== Records shown
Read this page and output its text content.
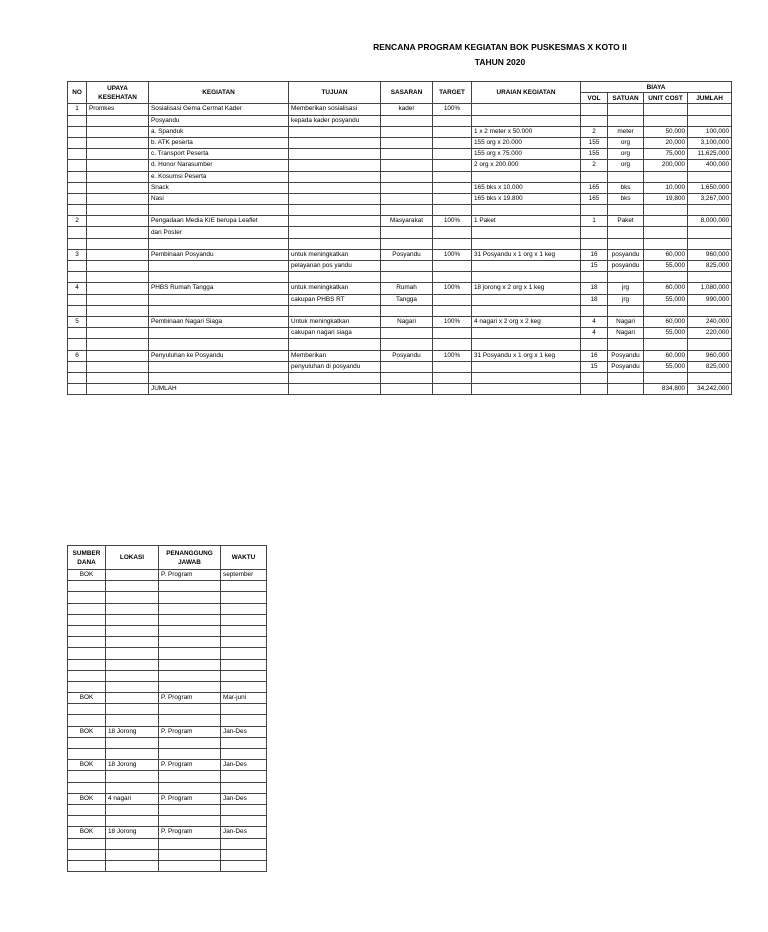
RENCANA PROGRAM KEGIATAN BOK PUSKESMAS X KOTO II
TAHUN 2020
NO	UPAYA KESEHATAN	KEGIATAN	TUJUAN	SASARAN	TARGET	URAIAN KEGIATAN	BIAYA			
							VOL	SATUAN	UNIT COST	JUMLAH
1	Promkes	Sosialisasi Gema Cermat Kader	Memberikan sosialisasi	kader	100%					
		Posyandu	kepada kader posyandu							
		a. Spanduk				1 x 2 meter x 50.000	2	meter	50,000	100,000
		b. ATK peserta				155 org x 20.000	155	org	20,000	3,100,000
		c. Transport Peserta				155 org x 75.000	155	org	75,000	11,625,000
		d. Honor Narasumber				2 org x 200.000	2	org	200,000	400,000
		e. Kosumsi Peserta								
		Snack				165 bks x 10.000	165	bks	10,000	1,650,000
		Nasi				165 bks x 19.800	165	bks	19,800	3,267,000

2		Pengadaan Media KIE berupa Leaflet		Masyarakat	100%	1 Paket	1	Paket		8,000,000
		dan Poster								

3		Pembinaan Posyandu	untuk meningkatkan	Posyandu	100%	31 Posyandu x 1 org x 1 keg	16	posyandu	60,000	960,000
			pelayanan pos yandu				15	posyandu	55,000	825,000

4		PHBS Rumah Tangga	untuk meningkatkan	Rumah	100%	18 jorong x 2 org x 1 keg	18	jrg	60,000	1,080,000
			cakupan PHBS RT	Tangga			18	jrg	55,000	990,000

5		Pembinaan Nagari Siaga	Untuk meningkatkan	Nagari	100%	4 nagari x 2 org x 2 keg	4	Nagari	60,000	240,000
			cakupan nagari siaga				4	Nagari	55,000	220,000

6		Penyuluhan ke Posyandu	Memberikan	Posyandu	100%	31 Posyandu x 1 org x 1 keg	16	Posyandu	60,000	960,000
			penyuluhan di posyandu				15	Posyandu	55,000	825,000

		JUMLAH							834,800	34,242,000
SUMBER DANA	LOKASI	PENANGGUNG JAWAB	WAKTU
BOK		P. Program	september

BOK		P. Program	Mar-juni

BOK	18 Jorong	P. Program	Jan-Des

BOK	18 Jorong	P. Program	Jan-Des

BOK	4 nagari	P. Program	Jan-Des

BOK	18 Jorong	P. Program	Jan-Des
====
### What you are asked to do
Collect each line containing the string "cakupan".

### Completed task
			cakupan PHBS RT	Tangga			18	jrg	55,000	990,000
			cakupan nagari siaga				4	Nagari	55,000	220,000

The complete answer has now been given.